WHAT TO WORK ON »
1. In the passage on database testing, which other database server does the writer expect would show very bad performance on the same test?
2. Transcribe the passage on database testing, starting at the words "1. create table" and ending after "a relational/transactional database.".

Do a simple test to see my point:

1. create table test (id int4, aaa int4, primary key (id));
2. insert into test values (0,1);
3. Execute "update test set aaa=1 where id=0;" in an endless loop

As others have pointed out, committing the data is a vital step in when
testing
the performance of a relational/transactional database.

What's the point of updating an infinite number of records and never
committing
them? Or were you running in autocommit mode?
Of course MySQL will be faster if you don't have transactions. Just as a
plain
text file will be faster than MySQL.

You are claiming that this test does simulate the load that your
applications
puts on the database server. Does this mean that you never commit data
when
running on MySQL?

This test also proves (in my opinion) that any multi-db application when
using
the lowest common denominator simply won't perform equally well on all
platforms. I'm pretty sure the same test would also show a very bad
performance
on an Oracle server.
It simply ignores the basic optimization that one should do in an
transactional
system. (Like batching updates, committing transactions etc).

DATASET CONTENT »

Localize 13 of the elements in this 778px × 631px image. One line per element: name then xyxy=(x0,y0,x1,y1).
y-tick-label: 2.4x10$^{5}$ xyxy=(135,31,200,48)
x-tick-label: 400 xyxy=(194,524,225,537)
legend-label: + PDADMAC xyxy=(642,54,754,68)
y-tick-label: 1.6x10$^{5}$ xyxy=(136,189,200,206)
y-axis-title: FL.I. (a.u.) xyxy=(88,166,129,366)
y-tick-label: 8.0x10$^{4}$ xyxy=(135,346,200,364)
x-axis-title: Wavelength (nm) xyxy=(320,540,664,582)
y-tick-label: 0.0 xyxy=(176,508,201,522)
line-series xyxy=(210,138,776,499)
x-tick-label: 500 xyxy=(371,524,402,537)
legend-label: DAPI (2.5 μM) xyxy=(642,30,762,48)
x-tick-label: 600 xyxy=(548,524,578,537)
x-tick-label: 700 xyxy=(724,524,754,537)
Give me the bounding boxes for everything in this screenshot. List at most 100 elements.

SOLUTIONS TO EACH TASK »
1. An Oracle server.

2.
1. create table test (id int4, aaa int4, primary key (id));
2. insert into test values (0,1);
3. Execute "update test set aaa=1 where id=0;" in an endless loop

As others have pointed out, committing the data is a vital step in when
testing
the performance of a relational/transactional database.